◆ **Task statement**: Carry none of the pictures over; write out the complete data exactly.

◆ **Data listing**:
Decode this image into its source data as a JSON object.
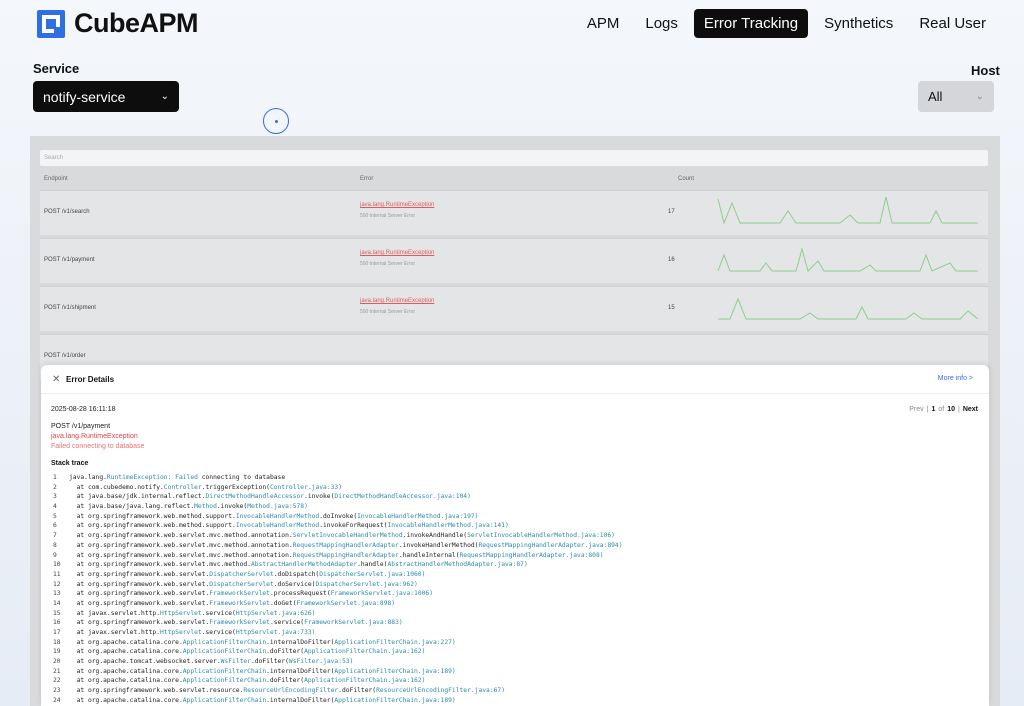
{
  "brand": {
    "name": "CubeAPM"
  },
  "nav": [
    {
      "label": "APM",
      "active": false
    },
    {
      "label": "Logs",
      "active": false
    },
    {
      "label": "Error Tracking",
      "active": true
    },
    {
      "label": "Synthetics",
      "active": false
    },
    {
      "label": "Real User",
      "active": false
    }
  ],
  "filters": {
    "service_label": "Service",
    "service_value": "notify-service",
    "host_label": "Host",
    "host_value": "All"
  },
  "table": {
    "search_placeholder": "Search",
    "headers": [
      "Endpoint",
      "Error",
      "Count"
    ],
    "rows": [
      {
        "endpoint": "POST /v1/search",
        "error": "java.lang.RuntimeException",
        "error_sub": "500 Internal Server Error",
        "count": "17"
      },
      {
        "endpoint": "POST /v1/payment",
        "error": "java.lang.RuntimeException",
        "error_sub": "500 Internal Server Error",
        "count": "16"
      },
      {
        "endpoint": "POST /v1/shipment",
        "error": "java.lang.RuntimeException",
        "error_sub": "500 Internal Server Error",
        "count": "15"
      },
      {
        "endpoint": "POST /v1/order",
        "error": "",
        "error_sub": "",
        "count": ""
      }
    ]
  },
  "modal": {
    "title": "Error Details",
    "more_info": "More info >",
    "timestamp": "2025-08-28 16:11:18",
    "pager": {
      "prev": "Prev",
      "current": "1",
      "of": "of",
      "total": "10",
      "next": "Next"
    },
    "endpoint": "POST /v1/payment",
    "exception": "java.lang.RuntimeException",
    "message": "Failed connecting to database",
    "stack_title": "Stack trace",
    "stack": [
      [
        "java.lang.",
        "RuntimeException: Failed",
        " connecting to database",
        ""
      ],
      [
        "  at com.cubedemo.notify.",
        "Controller",
        ".triggerException(",
        "Controller.java:33)"
      ],
      [
        "  at java.base/jdk.internal.reflect.",
        "DirectMethodHandleAccessor",
        ".invoke(",
        "DirectMethodHandleAccessor.java:104)"
      ],
      [
        "  at java.base/java.lang.reflect.",
        "Method",
        ".invoke(",
        "Method.java:578)"
      ],
      [
        "  at org.springframework.web.method.support.",
        "InvocableHandlerMethod",
        ".doInvoke(",
        "InvocableHandlerMethod.java:197)"
      ],
      [
        "  at org.springframework.web.method.support.",
        "InvocableHandlerMethod",
        ".invokeForRequest(",
        "InvocableHandlerMethod.java:141)"
      ],
      [
        "  at org.springframework.web.servlet.mvc.method.annotation.",
        "ServletInvocableHandlerMethod",
        ".invokeAndHandle(",
        "ServletInvocableHandlerMethod.java:106)"
      ],
      [
        "  at org.springframework.web.servlet.mvc.method.annotation.",
        "RequestMappingHandlerAdapter",
        ".invokeHandlerMethod(",
        "RequestMappingHandlerAdapter.java:894)"
      ],
      [
        "  at org.springframework.web.servlet.mvc.method.annotation.",
        "RequestMappingHandlerAdapter",
        ".handleInternal(",
        "RequestMappingHandlerAdapter.java:808)"
      ],
      [
        "  at org.springframework.web.servlet.mvc.method.",
        "AbstractHandlerMethodAdapter",
        ".handle(",
        "AbstractHandlerMethodAdapter.java:87)"
      ],
      [
        "  at org.springframework.web.servlet.",
        "DispatcherServlet",
        ".doDispatch(",
        "DispatcherServlet.java:1060)"
      ],
      [
        "  at org.springframework.web.servlet.",
        "DispatcherServlet",
        ".doService(",
        "DispatcherServlet.java:962)"
      ],
      [
        "  at org.springframework.web.servlet.",
        "FrameworkServlet",
        ".processRequest(",
        "FrameworkServlet.java:1006)"
      ],
      [
        "  at org.springframework.web.servlet.",
        "FrameworkServlet",
        ".doGet(",
        "FrameworkServlet.java:898)"
      ],
      [
        "  at javax.servlet.http.",
        "HttpServlet",
        ".service(",
        "HttpServlet.java:626)"
      ],
      [
        "  at org.springframework.web.servlet.",
        "FrameworkServlet",
        ".service(",
        "FrameworkServlet.java:883)"
      ],
      [
        "  at javax.servlet.http.",
        "HttpServlet",
        ".service(",
        "HttpServlet.java:733)"
      ],
      [
        "  at org.apache.catalina.core.",
        "ApplicationFilterChain",
        ".internalDoFilter(",
        "ApplicationFilterChain.java:227)"
      ],
      [
        "  at org.apache.catalina.core.",
        "ApplicationFilterChain",
        ".doFilter(",
        "ApplicationFilterChain.java:162)"
      ],
      [
        "  at org.apache.tomcat.websocket.server.",
        "WsFilter",
        ".doFilter(",
        "WsFilter.java:53)"
      ],
      [
        "  at org.apache.catalina.core.",
        "ApplicationFilterChain",
        ".internalDoFilter(",
        "ApplicationFilterChain.java:189)"
      ],
      [
        "  at org.apache.catalina.core.",
        "ApplicationFilterChain",
        ".doFilter(",
        "ApplicationFilterChain.java:162)"
      ],
      [
        "  at org.springframework.web.servlet.resource.",
        "ResourceUrlEncodingFilter",
        ".doFilter(",
        "ResourceUrlEncodingFilter.java:67)"
      ],
      [
        "  at org.apache.catalina.core.",
        "ApplicationFilterChain",
        ".internalDoFilter(",
        "ApplicationFilterChain.java:189)"
      ]
    ]
  },
  "colors": {
    "accent": "#3b6de0",
    "error": "#e24545",
    "code_highlight": "#2c8aa8",
    "sparkline": "#7bc07b"
  }
}
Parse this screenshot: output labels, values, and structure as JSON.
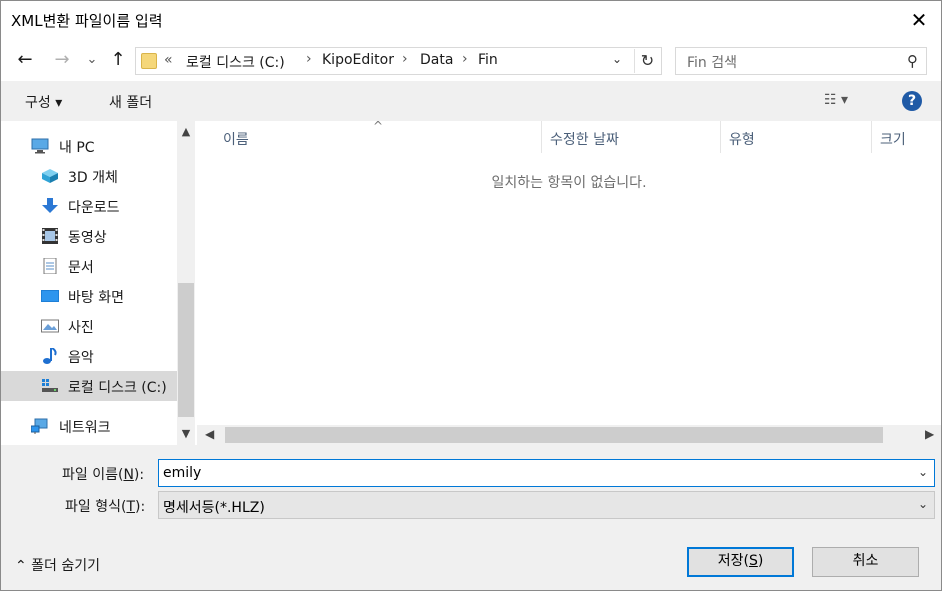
{
  "window": {
    "title": "XML변환 파일이름 입력",
    "close": "✕"
  },
  "nav": {
    "back": "←",
    "forward": "→",
    "recent": "⌄",
    "up": "↑",
    "address": {
      "prefix": "«",
      "crumbs": [
        "로컬 디스크 (C:)",
        "KipoEditor",
        "Data",
        "Fin"
      ],
      "sep": "›",
      "dropdown": "⌄",
      "refresh": "↻"
    },
    "search": {
      "placeholder": "Fin 검색",
      "icon": "⚲"
    }
  },
  "toolbar": {
    "organize": "구성 ▾",
    "new_folder": "새 폴더",
    "view": "☷ ▾",
    "help": "?"
  },
  "sidebar": {
    "items": [
      {
        "label": "내 PC",
        "icon": "pc-icon"
      },
      {
        "label": "3D 개체",
        "icon": "cube-icon"
      },
      {
        "label": "다운로드",
        "icon": "download-icon"
      },
      {
        "label": "동영상",
        "icon": "video-icon"
      },
      {
        "label": "문서",
        "icon": "document-icon"
      },
      {
        "label": "바탕 화면",
        "icon": "desktop-icon"
      },
      {
        "label": "사진",
        "icon": "pictures-icon"
      },
      {
        "label": "음악",
        "icon": "music-icon"
      },
      {
        "label": "로컬 디스크 (C:)",
        "icon": "drive-icon"
      },
      {
        "label": "네트워크",
        "icon": "network-icon"
      }
    ]
  },
  "columns": {
    "name": "이름",
    "modified": "수정한 날짜",
    "type": "유형",
    "size": "크기",
    "sort": "^"
  },
  "file_list": {
    "empty_text": "일치하는 항목이 없습니다."
  },
  "form": {
    "filename_label_pre": "파일 이름(",
    "filename_label_key": "N",
    "filename_label_post": "):",
    "filename_value": "emily",
    "filetype_label_pre": "파일 형식(",
    "filetype_label_key": "T",
    "filetype_label_post": "):",
    "filetype_value": "명세서등(*.HLZ)"
  },
  "footer": {
    "hide_folders": "⌃  폴더 숨기기",
    "save_pre": "저장(",
    "save_key": "S",
    "save_post": ")",
    "cancel": "취소"
  },
  "colors": {
    "accent": "#0078d7",
    "selected": "#d9d9d9",
    "header_text": "#4c607a"
  }
}
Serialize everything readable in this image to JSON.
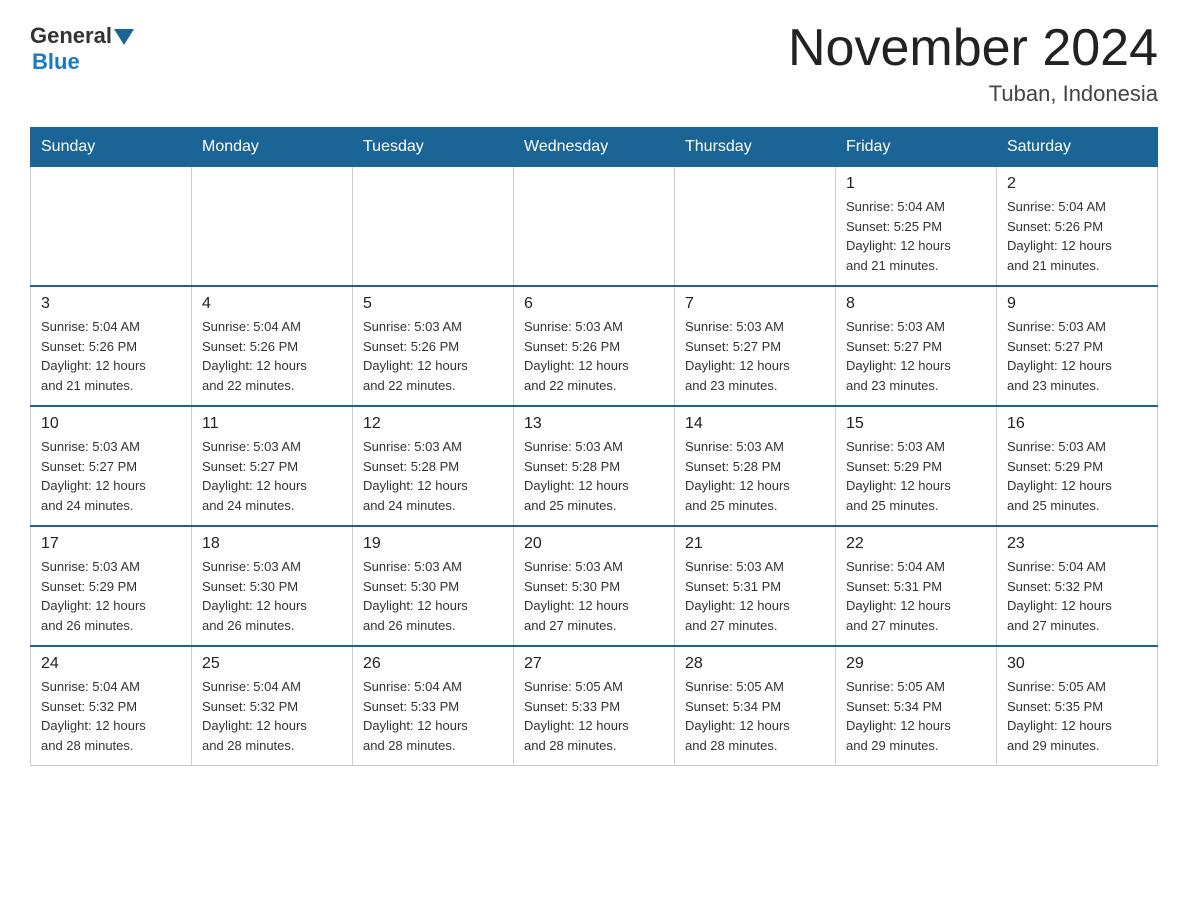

◆ **Solution to this exercise**:
Decode this image into its source data as a JSON object.
{
  "brand": {
    "name": "CubeAPM"
  },
  "nav": [
    {
      "label": "APM",
      "active": false
    },
    {
      "label": "Logs",
      "active": false
    },
    {
      "label": "Error Tracking",
      "active": true
    },
    {
      "label": "Synthetics",
      "active": false
    },
    {
      "label": "Real User",
      "active": false
    }
  ],
  "filters": {
    "service_label": "Service",
    "service_value": "notify-service",
    "host_label": "Host",
    "host_value": "All"
  },
  "table": {
    "search_placeholder": "Search",
    "headers": [
      "Endpoint",
      "Error",
      "Count"
    ],
    "rows": [
      {
        "endpoint": "POST /v1/search",
        "error": "java.lang.RuntimeException",
        "error_sub": "500 Internal Server Error",
        "count": "17"
      },
      {
        "endpoint": "POST /v1/payment",
        "error": "java.lang.RuntimeException",
        "error_sub": "500 Internal Server Error",
        "count": "16"
      },
      {
        "endpoint": "POST /v1/shipment",
        "error": "java.lang.RuntimeException",
        "error_sub": "500 Internal Server Error",
        "count": "15"
      },
      {
        "endpoint": "POST /v1/order",
        "error": "",
        "error_sub": "",
        "count": ""
      }
    ]
  },
  "modal": {
    "title": "Error Details",
    "more_info": "More info >",
    "timestamp": "2025-08-28 16:11:18",
    "pager": {
      "prev": "Prev",
      "current": "1",
      "of": "of",
      "total": "10",
      "next": "Next"
    },
    "endpoint": "POST /v1/payment",
    "exception": "java.lang.RuntimeException",
    "message": "Failed connecting to database",
    "stack_title": "Stack trace",
    "stack": [
      [
        "java.lang.",
        "RuntimeException: Failed",
        " connecting to database",
        ""
      ],
      [
        "  at com.cubedemo.notify.",
        "Controller",
        ".triggerException(",
        "Controller.java:33)"
      ],
      [
        "  at java.base/jdk.internal.reflect.",
        "DirectMethodHandleAccessor",
        ".invoke(",
        "DirectMethodHandleAccessor.java:104)"
      ],
      [
        "  at java.base/java.lang.reflect.",
        "Method",
        ".invoke(",
        "Method.java:578)"
      ],
      [
        "  at org.springframework.web.method.support.",
        "InvocableHandlerMethod",
        ".doInvoke(",
        "InvocableHandlerMethod.java:197)"
      ],
      [
        "  at org.springframework.web.method.support.",
        "InvocableHandlerMethod",
        ".invokeForRequest(",
        "InvocableHandlerMethod.java:141)"
      ],
      [
        "  at org.springframework.web.servlet.mvc.method.annotation.",
        "ServletInvocableHandlerMethod",
        ".invokeAndHandle(",
        "ServletInvocableHandlerMethod.java:106)"
      ],
      [
        "  at org.springframework.web.servlet.mvc.method.annotation.",
        "RequestMappingHandlerAdapter",
        ".invokeHandlerMethod(",
        "RequestMappingHandlerAdapter.java:894)"
      ],
      [
        "  at org.springframework.web.servlet.mvc.method.annotation.",
        "RequestMappingHandlerAdapter",
        ".handleInternal(",
        "RequestMappingHandlerAdapter.java:808)"
      ],
      [
        "  at org.springframework.web.servlet.mvc.method.",
        "AbstractHandlerMethodAdapter",
        ".handle(",
        "AbstractHandlerMethodAdapter.java:87)"
      ],
      [
        "  at org.springframework.web.servlet.",
        "DispatcherServlet",
        ".doDispatch(",
        "DispatcherServlet.java:1060)"
      ],
      [
        "  at org.springframework.web.servlet.",
        "DispatcherServlet",
        ".doService(",
        "DispatcherServlet.java:962)"
      ],
      [
        "  at org.springframework.web.servlet.",
        "FrameworkServlet",
        ".processRequest(",
        "FrameworkServlet.java:1006)"
      ],
      [
        "  at org.springframework.web.servlet.",
        "FrameworkServlet",
        ".doGet(",
        "FrameworkServlet.java:898)"
      ],
      [
        "  at javax.servlet.http.",
        "HttpServlet",
        ".service(",
        "HttpServlet.java:626)"
      ],
      [
        "  at org.springframework.web.servlet.",
        "FrameworkServlet",
        ".service(",
        "FrameworkServlet.java:883)"
      ],
      [
        "  at javax.servlet.http.",
        "HttpServlet",
        ".service(",
        "HttpServlet.java:733)"
      ],
      [
        "  at org.apache.catalina.core.",
        "ApplicationFilterChain",
        ".internalDoFilter(",
        "ApplicationFilterChain.java:227)"
      ],
      [
        "  at org.apache.catalina.core.",
        "ApplicationFilterChain",
        ".doFilter(",
        "ApplicationFilterChain.java:162)"
      ],
      [
        "  at org.apache.tomcat.websocket.server.",
        "WsFilter",
        ".doFilter(",
        "WsFilter.java:53)"
      ],
      [
        "  at org.apache.catalina.core.",
        "ApplicationFilterChain",
        ".internalDoFilter(",
        "ApplicationFilterChain.java:189)"
      ],
      [
        "  at org.apache.catalina.core.",
        "ApplicationFilterChain",
        ".doFilter(",
        "ApplicationFilterChain.java:162)"
      ],
      [
        "  at org.springframework.web.servlet.resource.",
        "ResourceUrlEncodingFilter",
        ".doFilter(",
        "ResourceUrlEncodingFilter.java:67)"
      ],
      [
        "  at org.apache.catalina.core.",
        "ApplicationFilterChain",
        ".internalDoFilter(",
        "ApplicationFilterChain.java:189)"
      ]
    ]
  },
  "colors": {
    "accent": "#3b6de0",
    "error": "#e24545",
    "code_highlight": "#2c8aa8",
    "sparkline": "#7bc07b"
  }
}
Parse this screenshot: output labels, values, and structure as JSON.
{
  "window": {
    "title": "XML변환 파일이름 입력",
    "close": "✕"
  },
  "nav": {
    "back": "←",
    "forward": "→",
    "recent": "⌄",
    "up": "↑",
    "address": {
      "prefix": "«",
      "crumbs": [
        "로컬 디스크 (C:)",
        "KipoEditor",
        "Data",
        "Fin"
      ],
      "sep": "›",
      "dropdown": "⌄",
      "refresh": "↻"
    },
    "search": {
      "placeholder": "Fin 검색",
      "icon": "⚲"
    }
  },
  "toolbar": {
    "organize": "구성 ▾",
    "new_folder": "새 폴더",
    "view": "☷ ▾",
    "help": "?"
  },
  "sidebar": {
    "items": [
      {
        "label": "내 PC",
        "icon": "pc-icon"
      },
      {
        "label": "3D 개체",
        "icon": "cube-icon"
      },
      {
        "label": "다운로드",
        "icon": "download-icon"
      },
      {
        "label": "동영상",
        "icon": "video-icon"
      },
      {
        "label": "문서",
        "icon": "document-icon"
      },
      {
        "label": "바탕 화면",
        "icon": "desktop-icon"
      },
      {
        "label": "사진",
        "icon": "pictures-icon"
      },
      {
        "label": "음악",
        "icon": "music-icon"
      },
      {
        "label": "로컬 디스크 (C:)",
        "icon": "drive-icon"
      },
      {
        "label": "네트워크",
        "icon": "network-icon"
      }
    ]
  },
  "columns": {
    "name": "이름",
    "modified": "수정한 날짜",
    "type": "유형",
    "size": "크기",
    "sort": "^"
  },
  "file_list": {
    "empty_text": "일치하는 항목이 없습니다."
  },
  "form": {
    "filename_label_pre": "파일 이름(",
    "filename_label_key": "N",
    "filename_label_post": "):",
    "filename_value": "emily",
    "filetype_label_pre": "파일 형식(",
    "filetype_label_key": "T",
    "filetype_label_post": "):",
    "filetype_value": "명세서등(*.HLZ)"
  },
  "footer": {
    "hide_folders": "⌃  폴더 숨기기",
    "save_pre": "저장(",
    "save_key": "S",
    "save_post": ")",
    "cancel": "취소"
  },
  "colors": {
    "accent": "#0078d7",
    "selected": "#d9d9d9",
    "header_text": "#4c607a"
  }
}
Serialize everything readable in this image to JSON.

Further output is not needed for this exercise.